**Materials provided**
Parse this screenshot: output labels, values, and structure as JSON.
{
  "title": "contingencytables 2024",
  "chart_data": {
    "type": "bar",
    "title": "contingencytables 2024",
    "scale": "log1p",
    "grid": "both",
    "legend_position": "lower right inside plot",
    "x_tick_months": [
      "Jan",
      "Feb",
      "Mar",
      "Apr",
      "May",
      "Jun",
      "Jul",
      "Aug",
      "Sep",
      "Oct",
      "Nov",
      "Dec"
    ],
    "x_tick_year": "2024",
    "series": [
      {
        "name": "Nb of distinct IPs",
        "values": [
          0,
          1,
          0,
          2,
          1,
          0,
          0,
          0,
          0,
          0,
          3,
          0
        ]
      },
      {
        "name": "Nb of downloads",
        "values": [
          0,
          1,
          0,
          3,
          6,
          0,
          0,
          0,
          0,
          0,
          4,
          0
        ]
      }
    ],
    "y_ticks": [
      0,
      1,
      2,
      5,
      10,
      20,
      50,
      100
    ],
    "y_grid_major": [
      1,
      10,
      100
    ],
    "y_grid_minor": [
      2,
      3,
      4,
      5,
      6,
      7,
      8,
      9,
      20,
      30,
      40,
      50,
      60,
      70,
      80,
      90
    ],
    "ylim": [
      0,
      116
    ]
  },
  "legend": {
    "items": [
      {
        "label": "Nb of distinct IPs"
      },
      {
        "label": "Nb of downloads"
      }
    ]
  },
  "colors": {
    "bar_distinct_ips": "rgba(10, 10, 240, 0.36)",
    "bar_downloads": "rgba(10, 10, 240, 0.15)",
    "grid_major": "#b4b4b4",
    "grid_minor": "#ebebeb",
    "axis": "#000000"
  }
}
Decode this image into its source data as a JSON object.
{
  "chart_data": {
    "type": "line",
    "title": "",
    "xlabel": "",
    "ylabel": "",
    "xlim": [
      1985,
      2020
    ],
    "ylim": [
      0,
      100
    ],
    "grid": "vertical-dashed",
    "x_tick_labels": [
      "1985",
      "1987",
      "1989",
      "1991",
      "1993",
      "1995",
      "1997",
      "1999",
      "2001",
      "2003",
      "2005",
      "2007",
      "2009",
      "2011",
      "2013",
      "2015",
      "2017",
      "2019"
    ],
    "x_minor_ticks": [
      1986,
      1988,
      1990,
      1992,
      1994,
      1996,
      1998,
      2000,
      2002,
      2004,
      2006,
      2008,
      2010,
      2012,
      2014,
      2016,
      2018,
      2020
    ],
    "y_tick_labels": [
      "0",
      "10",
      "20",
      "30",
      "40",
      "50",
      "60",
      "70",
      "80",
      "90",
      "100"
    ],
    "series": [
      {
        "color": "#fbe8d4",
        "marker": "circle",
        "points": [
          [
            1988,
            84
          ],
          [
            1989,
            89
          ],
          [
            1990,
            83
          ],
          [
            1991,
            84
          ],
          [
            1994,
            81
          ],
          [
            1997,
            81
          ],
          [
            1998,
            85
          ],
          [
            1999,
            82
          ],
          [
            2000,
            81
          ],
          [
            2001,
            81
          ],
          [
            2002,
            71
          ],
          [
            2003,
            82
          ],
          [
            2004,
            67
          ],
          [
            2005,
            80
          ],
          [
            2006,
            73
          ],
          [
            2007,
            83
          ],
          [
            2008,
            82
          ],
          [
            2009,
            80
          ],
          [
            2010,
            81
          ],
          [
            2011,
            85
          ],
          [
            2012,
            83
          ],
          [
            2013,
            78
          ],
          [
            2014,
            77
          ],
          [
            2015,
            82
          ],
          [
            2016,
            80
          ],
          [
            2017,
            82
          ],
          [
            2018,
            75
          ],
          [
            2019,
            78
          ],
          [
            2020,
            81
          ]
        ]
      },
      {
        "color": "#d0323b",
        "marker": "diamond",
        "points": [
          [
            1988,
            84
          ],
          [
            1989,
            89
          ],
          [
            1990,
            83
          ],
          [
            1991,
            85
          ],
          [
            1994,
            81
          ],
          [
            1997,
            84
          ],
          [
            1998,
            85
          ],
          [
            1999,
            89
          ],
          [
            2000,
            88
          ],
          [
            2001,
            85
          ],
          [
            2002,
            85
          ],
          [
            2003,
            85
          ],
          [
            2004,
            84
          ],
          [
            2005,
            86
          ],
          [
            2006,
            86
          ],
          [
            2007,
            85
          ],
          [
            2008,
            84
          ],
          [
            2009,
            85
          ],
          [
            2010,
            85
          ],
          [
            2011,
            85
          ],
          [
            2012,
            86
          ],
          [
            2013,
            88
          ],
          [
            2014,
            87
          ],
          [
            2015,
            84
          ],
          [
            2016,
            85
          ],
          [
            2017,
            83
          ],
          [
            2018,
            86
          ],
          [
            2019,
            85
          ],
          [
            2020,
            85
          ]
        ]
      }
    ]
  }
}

**Task goal**
Copy all data exactly, start to finish.

**Answer in full**
Parse this screenshot: output labels, values, and structure as JSON.
{
  "title": "contingencytables 2024",
  "chart_data": {
    "type": "bar",
    "title": "contingencytables 2024",
    "scale": "log1p",
    "grid": "both",
    "legend_position": "lower right inside plot",
    "x_tick_months": [
      "Jan",
      "Feb",
      "Mar",
      "Apr",
      "May",
      "Jun",
      "Jul",
      "Aug",
      "Sep",
      "Oct",
      "Nov",
      "Dec"
    ],
    "x_tick_year": "2024",
    "series": [
      {
        "name": "Nb of distinct IPs",
        "values": [
          0,
          1,
          0,
          2,
          1,
          0,
          0,
          0,
          0,
          0,
          3,
          0
        ]
      },
      {
        "name": "Nb of downloads",
        "values": [
          0,
          1,
          0,
          3,
          6,
          0,
          0,
          0,
          0,
          0,
          4,
          0
        ]
      }
    ],
    "y_ticks": [
      0,
      1,
      2,
      5,
      10,
      20,
      50,
      100
    ],
    "y_grid_major": [
      1,
      10,
      100
    ],
    "y_grid_minor": [
      2,
      3,
      4,
      5,
      6,
      7,
      8,
      9,
      20,
      30,
      40,
      50,
      60,
      70,
      80,
      90
    ],
    "ylim": [
      0,
      116
    ]
  },
  "legend": {
    "items": [
      {
        "label": "Nb of distinct IPs"
      },
      {
        "label": "Nb of downloads"
      }
    ]
  },
  "colors": {
    "bar_distinct_ips": "rgba(10, 10, 240, 0.36)",
    "bar_downloads": "rgba(10, 10, 240, 0.15)",
    "grid_major": "#b4b4b4",
    "grid_minor": "#ebebeb",
    "axis": "#000000"
  }
}
Decode this image into its source data as a JSON object.
{
  "chart_data": {
    "type": "line",
    "title": "",
    "xlabel": "",
    "ylabel": "",
    "xlim": [
      1985,
      2020
    ],
    "ylim": [
      0,
      100
    ],
    "grid": "vertical-dashed",
    "x_tick_labels": [
      "1985",
      "1987",
      "1989",
      "1991",
      "1993",
      "1995",
      "1997",
      "1999",
      "2001",
      "2003",
      "2005",
      "2007",
      "2009",
      "2011",
      "2013",
      "2015",
      "2017",
      "2019"
    ],
    "x_minor_ticks": [
      1986,
      1988,
      1990,
      1992,
      1994,
      1996,
      1998,
      2000,
      2002,
      2004,
      2006,
      2008,
      2010,
      2012,
      2014,
      2016,
      2018,
      2020
    ],
    "y_tick_labels": [
      "0",
      "10",
      "20",
      "30",
      "40",
      "50",
      "60",
      "70",
      "80",
      "90",
      "100"
    ],
    "series": [
      {
        "color": "#fbe8d4",
        "marker": "circle",
        "points": [
          [
            1988,
            84
          ],
          [
            1989,
            89
          ],
          [
            1990,
            83
          ],
          [
            1991,
            84
          ],
          [
            1994,
            81
          ],
          [
            1997,
            81
          ],
          [
            1998,
            85
          ],
          [
            1999,
            82
          ],
          [
            2000,
            81
          ],
          [
            2001,
            81
          ],
          [
            2002,
            71
          ],
          [
            2003,
            82
          ],
          [
            2004,
            67
          ],
          [
            2005,
            80
          ],
          [
            2006,
            73
          ],
          [
            2007,
            83
          ],
          [
            2008,
            82
          ],
          [
            2009,
            80
          ],
          [
            2010,
            81
          ],
          [
            2011,
            85
          ],
          [
            2012,
            83
          ],
          [
            2013,
            78
          ],
          [
            2014,
            77
          ],
          [
            2015,
            82
          ],
          [
            2016,
            80
          ],
          [
            2017,
            82
          ],
          [
            2018,
            75
          ],
          [
            2019,
            78
          ],
          [
            2020,
            81
          ]
        ]
      },
      {
        "color": "#d0323b",
        "marker": "diamond",
        "points": [
          [
            1988,
            84
          ],
          [
            1989,
            89
          ],
          [
            1990,
            83
          ],
          [
            1991,
            85
          ],
          [
            1994,
            81
          ],
          [
            1997,
            84
          ],
          [
            1998,
            85
          ],
          [
            1999,
            89
          ],
          [
            2000,
            88
          ],
          [
            2001,
            85
          ],
          [
            2002,
            85
          ],
          [
            2003,
            85
          ],
          [
            2004,
            84
          ],
          [
            2005,
            86
          ],
          [
            2006,
            86
          ],
          [
            2007,
            85
          ],
          [
            2008,
            84
          ],
          [
            2009,
            85
          ],
          [
            2010,
            85
          ],
          [
            2011,
            85
          ],
          [
            2012,
            86
          ],
          [
            2013,
            88
          ],
          [
            2014,
            87
          ],
          [
            2015,
            84
          ],
          [
            2016,
            85
          ],
          [
            2017,
            83
          ],
          [
            2018,
            86
          ],
          [
            2019,
            85
          ],
          [
            2020,
            85
          ]
        ]
      }
    ]
  }
}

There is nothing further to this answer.